WHAT TO DO
Please output exactly the run of lines that starts at the line with "Transcribe the text in this document." and ends at the last line of the records below.

Extracted records
========

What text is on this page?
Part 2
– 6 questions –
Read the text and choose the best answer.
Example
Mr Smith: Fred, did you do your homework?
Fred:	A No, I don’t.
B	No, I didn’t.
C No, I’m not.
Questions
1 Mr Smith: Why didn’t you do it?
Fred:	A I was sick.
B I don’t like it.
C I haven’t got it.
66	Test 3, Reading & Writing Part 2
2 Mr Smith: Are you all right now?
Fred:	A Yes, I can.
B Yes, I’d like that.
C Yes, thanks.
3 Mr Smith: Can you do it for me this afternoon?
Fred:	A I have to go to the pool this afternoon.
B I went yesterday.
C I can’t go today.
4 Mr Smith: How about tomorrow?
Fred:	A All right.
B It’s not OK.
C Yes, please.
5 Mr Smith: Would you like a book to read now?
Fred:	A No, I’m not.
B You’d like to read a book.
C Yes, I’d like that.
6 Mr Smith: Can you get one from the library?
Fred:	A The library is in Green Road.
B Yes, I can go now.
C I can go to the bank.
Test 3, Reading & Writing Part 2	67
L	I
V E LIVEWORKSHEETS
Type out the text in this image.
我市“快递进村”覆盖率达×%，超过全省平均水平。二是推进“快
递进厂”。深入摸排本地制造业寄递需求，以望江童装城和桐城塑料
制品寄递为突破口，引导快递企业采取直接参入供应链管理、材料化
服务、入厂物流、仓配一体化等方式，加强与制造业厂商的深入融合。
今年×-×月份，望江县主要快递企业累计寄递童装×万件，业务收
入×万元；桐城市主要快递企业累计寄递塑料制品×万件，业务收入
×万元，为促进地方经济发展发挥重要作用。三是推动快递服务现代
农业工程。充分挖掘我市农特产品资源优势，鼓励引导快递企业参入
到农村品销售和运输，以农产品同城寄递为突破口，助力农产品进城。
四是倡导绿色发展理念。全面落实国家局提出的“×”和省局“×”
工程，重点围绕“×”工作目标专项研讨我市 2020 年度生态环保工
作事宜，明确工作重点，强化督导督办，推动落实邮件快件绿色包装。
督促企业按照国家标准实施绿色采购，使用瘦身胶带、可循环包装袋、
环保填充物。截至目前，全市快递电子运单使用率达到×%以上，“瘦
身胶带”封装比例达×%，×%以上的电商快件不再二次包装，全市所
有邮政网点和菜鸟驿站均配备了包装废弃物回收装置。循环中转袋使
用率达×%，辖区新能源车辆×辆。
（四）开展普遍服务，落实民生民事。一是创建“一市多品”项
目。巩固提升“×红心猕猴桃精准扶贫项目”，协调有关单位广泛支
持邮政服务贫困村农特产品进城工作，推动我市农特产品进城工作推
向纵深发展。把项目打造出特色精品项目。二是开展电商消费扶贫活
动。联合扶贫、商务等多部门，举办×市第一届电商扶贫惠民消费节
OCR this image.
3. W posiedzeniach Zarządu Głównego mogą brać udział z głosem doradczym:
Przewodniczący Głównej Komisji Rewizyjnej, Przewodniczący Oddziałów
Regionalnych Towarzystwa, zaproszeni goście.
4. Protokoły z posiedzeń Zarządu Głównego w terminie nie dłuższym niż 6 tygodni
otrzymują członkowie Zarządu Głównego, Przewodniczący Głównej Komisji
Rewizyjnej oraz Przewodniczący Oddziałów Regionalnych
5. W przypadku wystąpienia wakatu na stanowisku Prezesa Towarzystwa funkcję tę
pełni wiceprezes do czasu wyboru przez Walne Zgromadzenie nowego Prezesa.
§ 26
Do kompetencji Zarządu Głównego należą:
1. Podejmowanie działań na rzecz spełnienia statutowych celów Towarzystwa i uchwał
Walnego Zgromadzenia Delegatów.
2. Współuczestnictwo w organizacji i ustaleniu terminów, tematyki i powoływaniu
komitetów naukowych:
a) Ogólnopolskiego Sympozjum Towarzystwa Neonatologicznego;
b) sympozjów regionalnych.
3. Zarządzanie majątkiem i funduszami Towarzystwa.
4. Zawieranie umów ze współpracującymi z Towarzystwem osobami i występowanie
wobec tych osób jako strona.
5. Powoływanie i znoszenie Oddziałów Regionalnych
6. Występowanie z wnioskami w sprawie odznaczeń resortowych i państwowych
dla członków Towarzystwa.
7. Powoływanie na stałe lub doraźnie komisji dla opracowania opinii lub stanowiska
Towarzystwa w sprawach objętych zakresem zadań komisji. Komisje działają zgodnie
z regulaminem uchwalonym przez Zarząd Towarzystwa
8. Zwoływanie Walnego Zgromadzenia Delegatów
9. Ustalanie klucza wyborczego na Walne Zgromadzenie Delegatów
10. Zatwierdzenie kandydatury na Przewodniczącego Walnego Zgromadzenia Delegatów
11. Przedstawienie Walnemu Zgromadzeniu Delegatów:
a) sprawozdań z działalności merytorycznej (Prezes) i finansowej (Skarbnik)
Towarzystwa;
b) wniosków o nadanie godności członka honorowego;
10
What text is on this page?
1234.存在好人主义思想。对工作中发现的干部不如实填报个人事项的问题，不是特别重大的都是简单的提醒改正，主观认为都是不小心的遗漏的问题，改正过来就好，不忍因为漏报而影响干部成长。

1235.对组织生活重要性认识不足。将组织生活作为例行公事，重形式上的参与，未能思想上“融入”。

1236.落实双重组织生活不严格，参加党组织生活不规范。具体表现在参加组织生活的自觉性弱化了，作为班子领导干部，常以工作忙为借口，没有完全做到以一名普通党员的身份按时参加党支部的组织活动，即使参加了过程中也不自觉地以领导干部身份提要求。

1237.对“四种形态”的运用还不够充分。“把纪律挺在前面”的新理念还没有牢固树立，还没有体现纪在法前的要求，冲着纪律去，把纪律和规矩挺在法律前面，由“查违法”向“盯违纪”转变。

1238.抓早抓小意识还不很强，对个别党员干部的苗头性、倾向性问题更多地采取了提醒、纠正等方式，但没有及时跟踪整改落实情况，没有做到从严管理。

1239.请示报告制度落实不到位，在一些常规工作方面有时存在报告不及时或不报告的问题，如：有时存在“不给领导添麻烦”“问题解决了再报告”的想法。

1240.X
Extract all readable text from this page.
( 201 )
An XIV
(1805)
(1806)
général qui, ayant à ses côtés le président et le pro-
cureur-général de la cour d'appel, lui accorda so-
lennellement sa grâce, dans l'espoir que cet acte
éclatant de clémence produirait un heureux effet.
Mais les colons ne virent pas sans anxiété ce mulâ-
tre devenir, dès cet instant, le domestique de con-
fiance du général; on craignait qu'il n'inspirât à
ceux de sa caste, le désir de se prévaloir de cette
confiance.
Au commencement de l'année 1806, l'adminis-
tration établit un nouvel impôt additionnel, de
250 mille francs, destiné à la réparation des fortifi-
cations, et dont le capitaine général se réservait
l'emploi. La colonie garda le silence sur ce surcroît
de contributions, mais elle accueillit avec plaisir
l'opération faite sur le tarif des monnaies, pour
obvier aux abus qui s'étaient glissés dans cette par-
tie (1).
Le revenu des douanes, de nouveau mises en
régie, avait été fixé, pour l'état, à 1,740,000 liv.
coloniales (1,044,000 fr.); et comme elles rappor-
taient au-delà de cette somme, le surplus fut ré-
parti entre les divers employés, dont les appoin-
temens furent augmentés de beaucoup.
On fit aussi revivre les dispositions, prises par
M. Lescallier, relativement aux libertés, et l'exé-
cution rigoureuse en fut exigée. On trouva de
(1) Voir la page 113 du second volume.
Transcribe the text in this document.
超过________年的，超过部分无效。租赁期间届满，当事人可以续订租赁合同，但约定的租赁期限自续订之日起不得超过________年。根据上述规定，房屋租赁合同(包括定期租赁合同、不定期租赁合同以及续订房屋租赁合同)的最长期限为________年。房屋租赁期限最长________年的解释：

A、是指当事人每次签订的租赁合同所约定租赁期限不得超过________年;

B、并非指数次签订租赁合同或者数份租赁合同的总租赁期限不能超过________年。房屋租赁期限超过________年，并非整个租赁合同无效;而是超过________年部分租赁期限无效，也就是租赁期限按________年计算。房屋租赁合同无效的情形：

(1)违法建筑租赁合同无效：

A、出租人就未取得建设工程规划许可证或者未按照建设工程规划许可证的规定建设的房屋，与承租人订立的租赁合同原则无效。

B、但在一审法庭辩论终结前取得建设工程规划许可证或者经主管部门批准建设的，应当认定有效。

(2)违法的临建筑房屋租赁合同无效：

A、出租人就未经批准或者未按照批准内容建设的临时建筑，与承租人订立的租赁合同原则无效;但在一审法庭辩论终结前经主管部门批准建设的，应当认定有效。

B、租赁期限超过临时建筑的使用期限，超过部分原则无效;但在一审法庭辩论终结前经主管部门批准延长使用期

========

ANSWER FOR THE TASK
Transcribe the text in this document.
超过________年的，超过部分无效。租赁期间届满，当事人可以续订租赁合同，但约定的租赁期限自续订之日起不得超过________年。根据上述规定，房屋租赁合同(包括定期租赁合同、不定期租赁合同以及续订房屋租赁合同)的最长期限为________年。房屋租赁期限最长________年的解释：

A、是指当事人每次签订的租赁合同所约定租赁期限不得超过________年;

B、并非指数次签订租赁合同或者数份租赁合同的总租赁期限不能超过________年。房屋租赁期限超过________年，并非整个租赁合同无效;而是超过________年部分租赁期限无效，也就是租赁期限按________年计算。房屋租赁合同无效的情形：

(1)违法建筑租赁合同无效：

A、出租人就未取得建设工程规划许可证或者未按照建设工程规划许可证的规定建设的房屋，与承租人订立的租赁合同原则无效。

B、但在一审法庭辩论终结前取得建设工程规划许可证或者经主管部门批准建设的，应当认定有效。

(2)违法的临建筑房屋租赁合同无效：

A、出租人就未经批准或者未按照批准内容建设的临时建筑，与承租人订立的租赁合同原则无效;但在一审法庭辩论终结前经主管部门批准建设的，应当认定有效。

B、租赁期限超过临时建筑的使用期限，超过部分原则无效;但在一审法庭辩论终结前经主管部门批准延长使用期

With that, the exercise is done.